Below are the records. Gather each line that holds "와일드카드".

--------

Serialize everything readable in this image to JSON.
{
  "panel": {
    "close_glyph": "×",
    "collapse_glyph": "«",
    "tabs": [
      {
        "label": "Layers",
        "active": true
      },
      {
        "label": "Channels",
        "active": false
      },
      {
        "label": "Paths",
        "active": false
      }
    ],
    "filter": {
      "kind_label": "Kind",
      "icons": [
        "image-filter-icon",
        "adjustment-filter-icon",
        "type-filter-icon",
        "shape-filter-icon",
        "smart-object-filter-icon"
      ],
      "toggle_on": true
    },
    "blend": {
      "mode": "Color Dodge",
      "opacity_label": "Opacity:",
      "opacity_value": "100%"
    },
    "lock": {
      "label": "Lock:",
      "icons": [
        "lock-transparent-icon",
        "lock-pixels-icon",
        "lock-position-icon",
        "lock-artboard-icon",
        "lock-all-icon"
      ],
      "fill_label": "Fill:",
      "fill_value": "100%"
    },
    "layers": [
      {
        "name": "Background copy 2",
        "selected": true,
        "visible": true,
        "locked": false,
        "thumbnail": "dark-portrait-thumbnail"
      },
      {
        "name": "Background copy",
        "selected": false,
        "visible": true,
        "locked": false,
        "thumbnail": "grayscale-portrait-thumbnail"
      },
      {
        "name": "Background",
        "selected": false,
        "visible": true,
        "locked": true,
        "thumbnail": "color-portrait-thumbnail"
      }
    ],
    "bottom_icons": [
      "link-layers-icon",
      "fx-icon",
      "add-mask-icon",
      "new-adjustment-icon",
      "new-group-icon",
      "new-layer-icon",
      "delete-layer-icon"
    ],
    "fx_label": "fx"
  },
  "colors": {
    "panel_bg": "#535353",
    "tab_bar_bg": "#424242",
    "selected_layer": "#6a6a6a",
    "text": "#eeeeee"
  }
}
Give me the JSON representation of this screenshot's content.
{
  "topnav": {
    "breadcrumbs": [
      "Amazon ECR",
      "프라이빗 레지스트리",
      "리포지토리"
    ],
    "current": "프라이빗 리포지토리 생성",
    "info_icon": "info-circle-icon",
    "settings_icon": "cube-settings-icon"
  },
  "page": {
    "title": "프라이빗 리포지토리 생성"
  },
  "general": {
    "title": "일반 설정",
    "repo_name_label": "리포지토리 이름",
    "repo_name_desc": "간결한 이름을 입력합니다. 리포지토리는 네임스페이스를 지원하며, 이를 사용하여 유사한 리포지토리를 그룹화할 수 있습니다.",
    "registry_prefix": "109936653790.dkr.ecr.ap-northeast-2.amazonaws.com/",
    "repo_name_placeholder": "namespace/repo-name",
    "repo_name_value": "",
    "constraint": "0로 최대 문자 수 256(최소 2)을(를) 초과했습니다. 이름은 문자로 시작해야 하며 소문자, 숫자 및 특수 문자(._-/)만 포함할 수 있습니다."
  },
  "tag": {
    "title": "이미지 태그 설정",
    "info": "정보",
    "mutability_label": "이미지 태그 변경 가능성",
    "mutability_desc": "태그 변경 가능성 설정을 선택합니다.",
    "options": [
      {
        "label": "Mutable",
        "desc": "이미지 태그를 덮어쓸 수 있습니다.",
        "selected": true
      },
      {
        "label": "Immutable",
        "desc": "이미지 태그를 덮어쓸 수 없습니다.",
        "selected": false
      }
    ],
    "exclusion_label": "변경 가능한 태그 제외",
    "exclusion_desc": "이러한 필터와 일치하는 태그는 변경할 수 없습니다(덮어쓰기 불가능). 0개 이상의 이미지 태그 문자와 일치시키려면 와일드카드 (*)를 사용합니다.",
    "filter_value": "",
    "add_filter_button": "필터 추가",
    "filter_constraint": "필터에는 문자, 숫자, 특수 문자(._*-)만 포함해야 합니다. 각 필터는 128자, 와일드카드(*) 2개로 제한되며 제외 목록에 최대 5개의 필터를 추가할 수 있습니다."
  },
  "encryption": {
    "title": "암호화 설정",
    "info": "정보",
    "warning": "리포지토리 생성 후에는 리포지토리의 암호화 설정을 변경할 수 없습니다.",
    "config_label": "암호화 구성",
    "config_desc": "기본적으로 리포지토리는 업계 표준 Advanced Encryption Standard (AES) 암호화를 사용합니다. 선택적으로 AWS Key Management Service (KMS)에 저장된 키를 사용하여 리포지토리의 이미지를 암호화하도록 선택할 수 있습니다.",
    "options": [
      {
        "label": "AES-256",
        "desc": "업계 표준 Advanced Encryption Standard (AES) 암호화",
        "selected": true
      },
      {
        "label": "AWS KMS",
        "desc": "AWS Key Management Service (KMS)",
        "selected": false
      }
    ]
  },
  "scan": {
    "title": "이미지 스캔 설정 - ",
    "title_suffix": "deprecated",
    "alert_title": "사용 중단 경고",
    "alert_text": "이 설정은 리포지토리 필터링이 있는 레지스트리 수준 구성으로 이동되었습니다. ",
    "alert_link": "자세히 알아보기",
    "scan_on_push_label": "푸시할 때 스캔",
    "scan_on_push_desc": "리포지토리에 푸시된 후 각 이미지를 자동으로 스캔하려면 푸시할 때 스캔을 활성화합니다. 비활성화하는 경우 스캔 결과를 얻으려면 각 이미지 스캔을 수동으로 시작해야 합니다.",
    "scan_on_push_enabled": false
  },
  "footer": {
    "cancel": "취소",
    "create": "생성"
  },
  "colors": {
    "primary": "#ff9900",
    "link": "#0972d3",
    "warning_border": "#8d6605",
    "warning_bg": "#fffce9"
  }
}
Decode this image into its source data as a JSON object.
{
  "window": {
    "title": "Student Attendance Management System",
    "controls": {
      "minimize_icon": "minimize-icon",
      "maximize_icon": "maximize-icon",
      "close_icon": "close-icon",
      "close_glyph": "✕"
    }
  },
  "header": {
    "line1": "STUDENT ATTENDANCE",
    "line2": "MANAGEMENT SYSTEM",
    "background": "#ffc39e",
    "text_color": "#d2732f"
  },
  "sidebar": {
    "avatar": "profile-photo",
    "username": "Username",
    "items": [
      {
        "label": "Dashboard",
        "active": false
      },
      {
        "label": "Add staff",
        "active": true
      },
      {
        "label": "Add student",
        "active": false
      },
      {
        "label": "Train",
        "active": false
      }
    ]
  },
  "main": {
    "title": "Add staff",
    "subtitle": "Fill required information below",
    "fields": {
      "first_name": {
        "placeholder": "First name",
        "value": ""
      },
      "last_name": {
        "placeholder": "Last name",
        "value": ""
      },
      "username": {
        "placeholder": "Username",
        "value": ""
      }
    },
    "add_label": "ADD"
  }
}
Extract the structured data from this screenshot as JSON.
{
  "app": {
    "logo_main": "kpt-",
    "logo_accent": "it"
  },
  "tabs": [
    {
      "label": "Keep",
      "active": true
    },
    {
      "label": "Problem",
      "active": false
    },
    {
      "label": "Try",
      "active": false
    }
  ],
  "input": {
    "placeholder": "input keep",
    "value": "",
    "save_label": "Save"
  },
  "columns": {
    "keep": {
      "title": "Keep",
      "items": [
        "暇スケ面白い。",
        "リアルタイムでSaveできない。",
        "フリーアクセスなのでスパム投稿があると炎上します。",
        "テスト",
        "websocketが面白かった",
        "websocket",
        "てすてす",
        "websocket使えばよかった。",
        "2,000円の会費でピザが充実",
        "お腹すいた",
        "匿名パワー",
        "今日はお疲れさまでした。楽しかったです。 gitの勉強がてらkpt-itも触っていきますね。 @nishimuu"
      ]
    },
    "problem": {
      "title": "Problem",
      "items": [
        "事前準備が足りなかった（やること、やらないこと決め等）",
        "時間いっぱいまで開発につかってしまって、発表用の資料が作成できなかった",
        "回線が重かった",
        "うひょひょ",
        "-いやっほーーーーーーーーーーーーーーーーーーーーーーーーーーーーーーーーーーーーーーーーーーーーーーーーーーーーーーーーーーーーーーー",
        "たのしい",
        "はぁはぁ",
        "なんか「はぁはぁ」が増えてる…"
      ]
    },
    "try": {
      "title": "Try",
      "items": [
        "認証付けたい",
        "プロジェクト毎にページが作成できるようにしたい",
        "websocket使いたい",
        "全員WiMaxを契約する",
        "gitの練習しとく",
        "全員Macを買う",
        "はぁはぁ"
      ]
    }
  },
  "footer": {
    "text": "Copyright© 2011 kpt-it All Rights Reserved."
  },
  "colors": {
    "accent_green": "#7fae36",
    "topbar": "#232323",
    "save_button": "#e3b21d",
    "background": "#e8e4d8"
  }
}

--------

→ **The reply**
    "exclusion_desc": "이러한 필터와 일치하는 태그는 변경할 수 없습니다(덮어쓰기 불가능). 0개 이상의 이미지 태그 문자와 일치시키려면 와일드카드 (*)를 사용합니다.",
    "filter_constraint": "필터에는 문자, 숫자, 특수 문자(._*-)만 포함해야 합니다. 각 필터는 128자, 와일드카드(*) 2개로 제한되며 제외 목록에 최대 5개의 필터를 추가할 수 있습니다."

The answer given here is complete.